══ ENTRIES PROVIDED

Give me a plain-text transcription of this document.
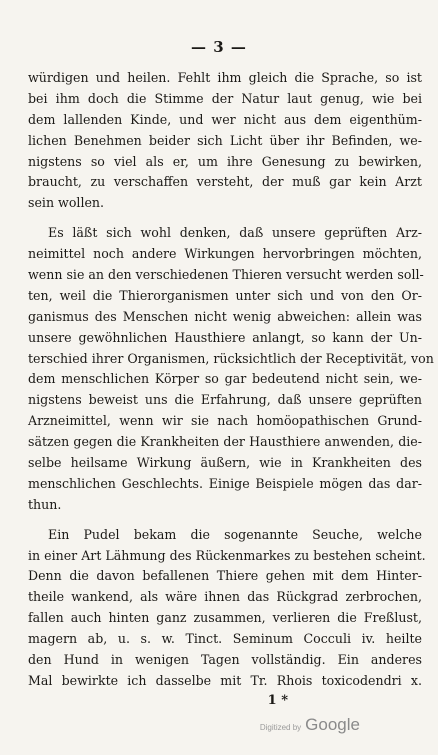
— 3 —
würdigen und heilen. Fehlt ihm gleich die Sprache, so ist
bei ihm doch die Stimme der Natur laut genug, wie bei
dem lallenden Kinde, und wer nicht aus dem eigenthüm-
lichen Benehmen beider sich Licht über ihr Befinden, we-
nigstens so viel als er, um ihre Genesung zu bewirken,
braucht, zu verschaffen versteht, der muß gar kein Arzt
sein wollen.
Es läßt sich wohl denken, daß unsere geprüften Arz-
neimittel noch andere Wirkungen hervorbringen möchten,
wenn sie an den verschiedenen Thieren versucht werden soll-
ten, weil die Thierorganismen unter sich und von den Or-
ganismus des Menschen nicht wenig abweichen: allein was
unsere gewöhnlichen Hausthiere anlangt, so kann der Un-
terschied ihrer Organismen, rücksichtlich der Receptivität, von
dem menschlichen Körper so gar bedeutend nicht sein, we-
nigstens beweist uns die Erfahrung, daß unsere geprüften
Arzneimittel, wenn wir sie nach homöopathischen Grund-
sätzen gegen die Krankheiten der Hausthiere anwenden, die-
selbe heilsame Wirkung äußern, wie in Krankheiten des
menschlichen Geschlechts. Einige Beispiele mögen das dar-
thun.
Ein Pudel bekam die sogenannte Seuche, welche
in einer Art Lähmung des Rückenmarkes zu bestehen scheint.
Denn die davon befallenen Thiere gehen mit dem Hinter-
theile wankend, als wäre ihnen das Rückgrad zerbrochen,
fallen auch hinten ganz zusammen, verlieren die Freßlust,
magern ab, u. s. w. Tinct. Seminum Cocculi iv. heilte
den Hund in wenigen Tagen vollständig. Ein anderes
Mal bewirkte ich dasselbe mit Tr. Rhois toxicodendri x.
1 *
Digitized by Google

════

TASK GOAL: With the pictures removed, please retype each record exactly.

SOLUTION TO THE EXERCISE:
Give me a plain-text transcription of this document.
— 3 —
würdigen und heilen. Fehlt ihm gleich die Sprache, so ist
bei ihm doch die Stimme der Natur laut genug, wie bei
dem lallenden Kinde, und wer nicht aus dem eigenthüm-
lichen Benehmen beider sich Licht über ihr Befinden, we-
nigstens so viel als er, um ihre Genesung zu bewirken,
braucht, zu verschaffen versteht, der muß gar kein Arzt
sein wollen.
Es läßt sich wohl denken, daß unsere geprüften Arz-
neimittel noch andere Wirkungen hervorbringen möchten,
wenn sie an den verschiedenen Thieren versucht werden soll-
ten, weil die Thierorganismen unter sich und von den Or-
ganismus des Menschen nicht wenig abweichen: allein was
unsere gewöhnlichen Hausthiere anlangt, so kann der Un-
terschied ihrer Organismen, rücksichtlich der Receptivität, von
dem menschlichen Körper so gar bedeutend nicht sein, we-
nigstens beweist uns die Erfahrung, daß unsere geprüften
Arzneimittel, wenn wir sie nach homöopathischen Grund-
sätzen gegen die Krankheiten der Hausthiere anwenden, die-
selbe heilsame Wirkung äußern, wie in Krankheiten des
menschlichen Geschlechts. Einige Beispiele mögen das dar-
thun.
Ein Pudel bekam die sogenannte Seuche, welche
in einer Art Lähmung des Rückenmarkes zu bestehen scheint.
Denn die davon befallenen Thiere gehen mit dem Hinter-
theile wankend, als wäre ihnen das Rückgrad zerbrochen,
fallen auch hinten ganz zusammen, verlieren die Freßlust,
magern ab, u. s. w. Tinct. Seminum Cocculi iv. heilte
den Hund in wenigen Tagen vollständig. Ein anderes
Mal bewirkte ich dasselbe mit Tr. Rhois toxicodendri x.
1 *
Digitized by Google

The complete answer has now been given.